Skip the pictures and extract all of the lines exactly as written.

** Begin STORED ROWS **

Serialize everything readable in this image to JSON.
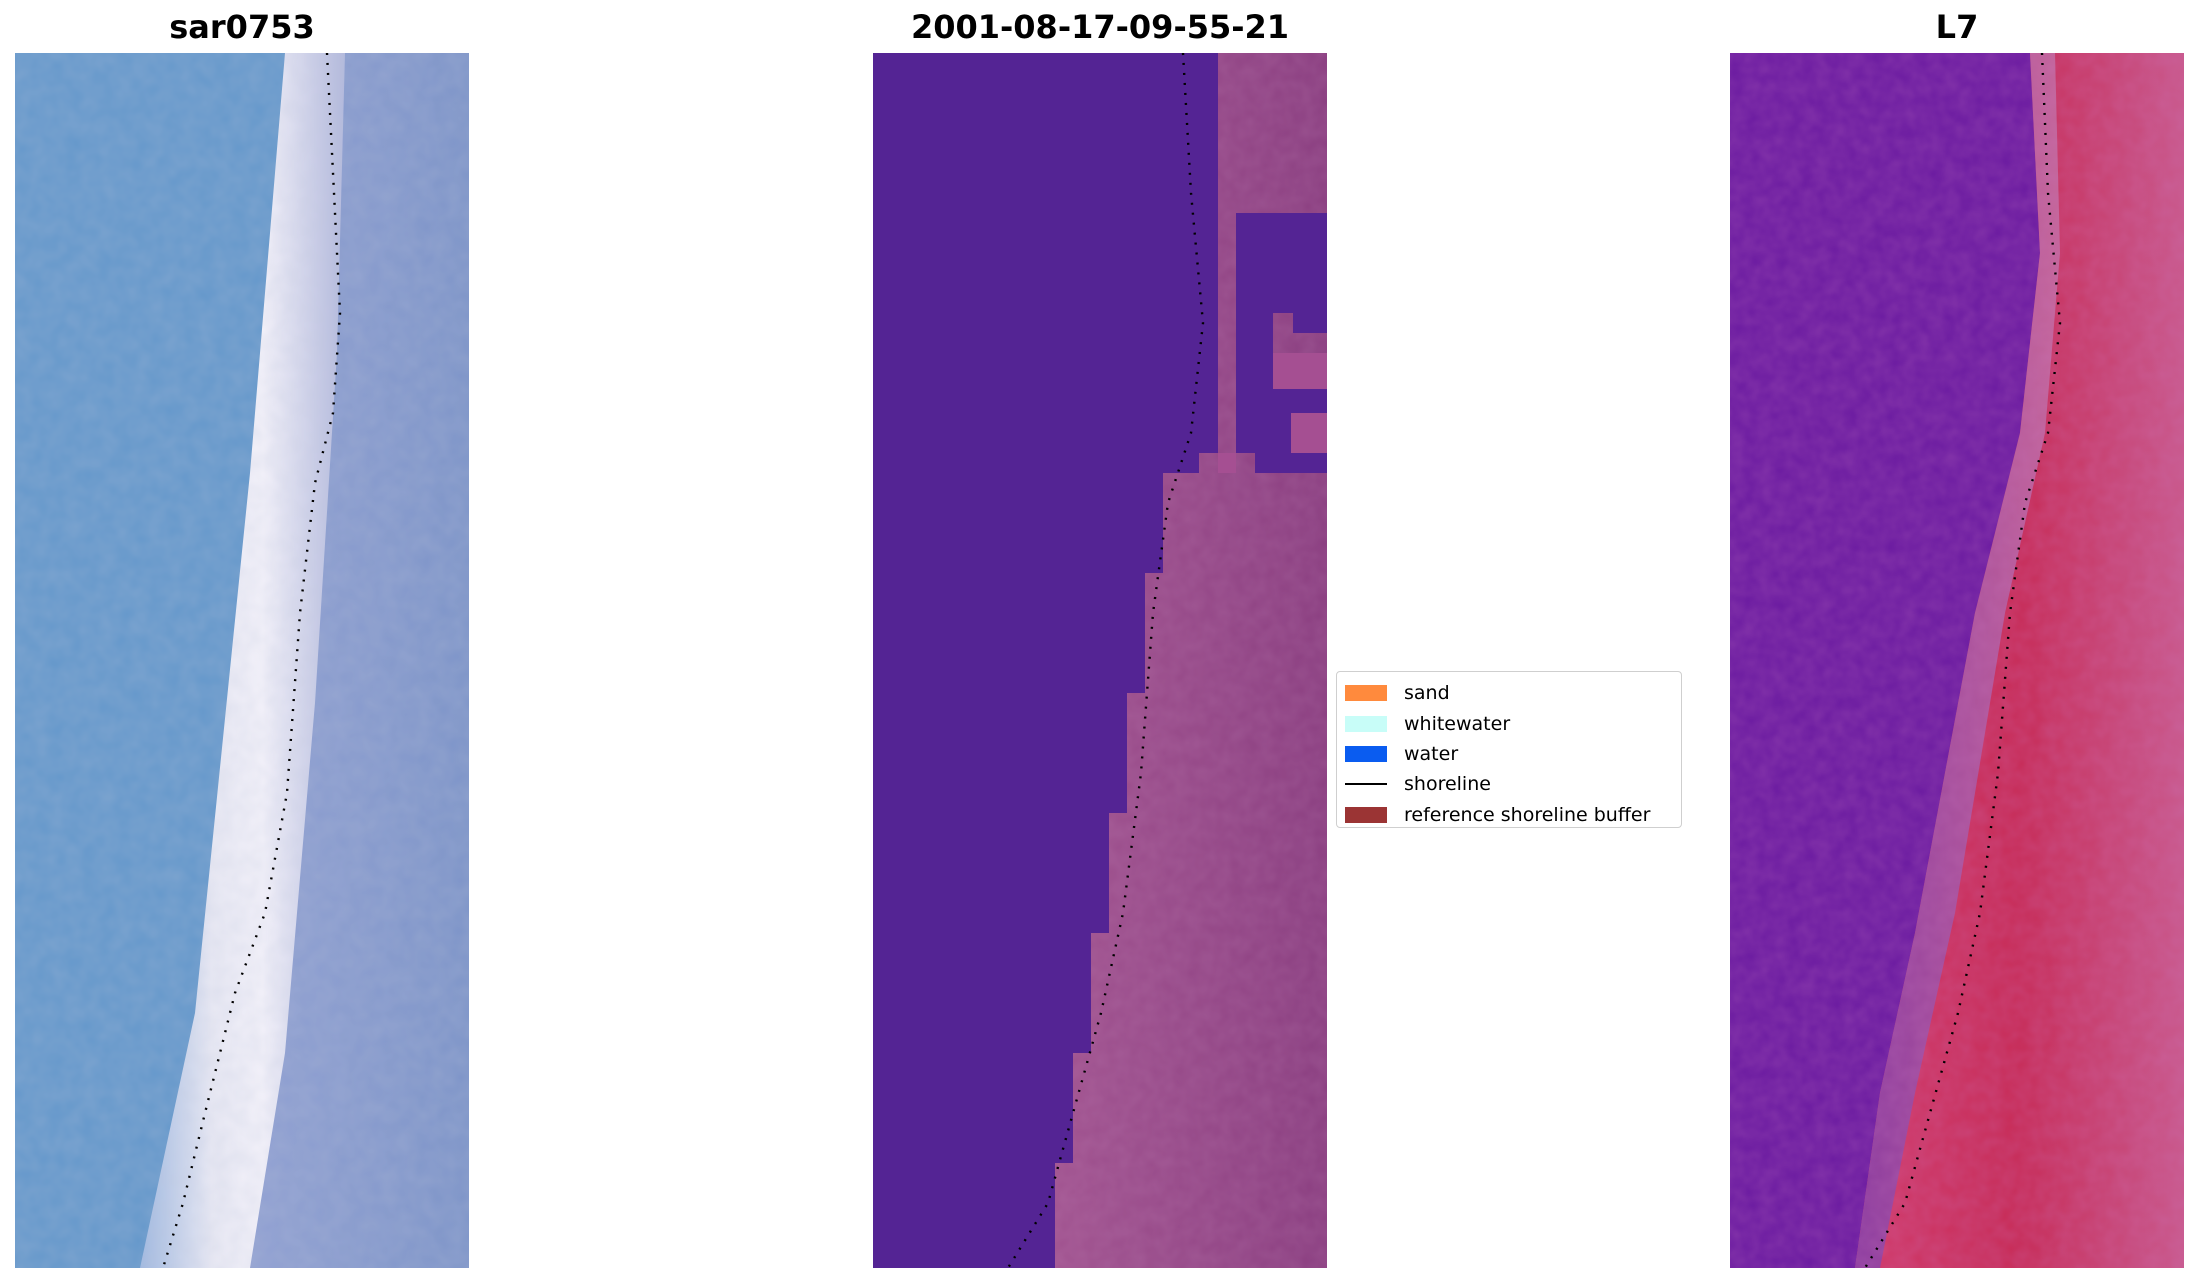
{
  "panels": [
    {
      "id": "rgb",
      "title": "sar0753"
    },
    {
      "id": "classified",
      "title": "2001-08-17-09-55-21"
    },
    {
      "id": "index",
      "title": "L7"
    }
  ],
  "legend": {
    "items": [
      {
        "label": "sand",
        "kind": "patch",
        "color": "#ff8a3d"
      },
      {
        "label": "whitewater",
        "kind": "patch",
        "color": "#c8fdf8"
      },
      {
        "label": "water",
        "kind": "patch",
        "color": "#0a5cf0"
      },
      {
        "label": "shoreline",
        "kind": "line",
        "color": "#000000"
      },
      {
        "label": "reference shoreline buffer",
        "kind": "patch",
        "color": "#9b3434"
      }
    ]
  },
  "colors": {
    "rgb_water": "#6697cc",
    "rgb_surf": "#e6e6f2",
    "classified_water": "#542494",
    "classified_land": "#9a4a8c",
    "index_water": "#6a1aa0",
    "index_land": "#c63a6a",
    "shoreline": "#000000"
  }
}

** End STORED ROWS **

» **RESPONSE TO THIS EXERCISE**:
Serialize everything readable in this image to JSON.
{
  "panels": [
    {
      "id": "rgb",
      "title": "sar0753"
    },
    {
      "id": "classified",
      "title": "2001-08-17-09-55-21"
    },
    {
      "id": "index",
      "title": "L7"
    }
  ],
  "legend": {
    "items": [
      {
        "label": "sand",
        "kind": "patch",
        "color": "#ff8a3d"
      },
      {
        "label": "whitewater",
        "kind": "patch",
        "color": "#c8fdf8"
      },
      {
        "label": "water",
        "kind": "patch",
        "color": "#0a5cf0"
      },
      {
        "label": "shoreline",
        "kind": "line",
        "color": "#000000"
      },
      {
        "label": "reference shoreline buffer",
        "kind": "patch",
        "color": "#9b3434"
      }
    ]
  },
  "colors": {
    "rgb_water": "#6697cc",
    "rgb_surf": "#e6e6f2",
    "classified_water": "#542494",
    "classified_land": "#9a4a8c",
    "index_water": "#6a1aa0",
    "index_land": "#c63a6a",
    "shoreline": "#000000"
  }
}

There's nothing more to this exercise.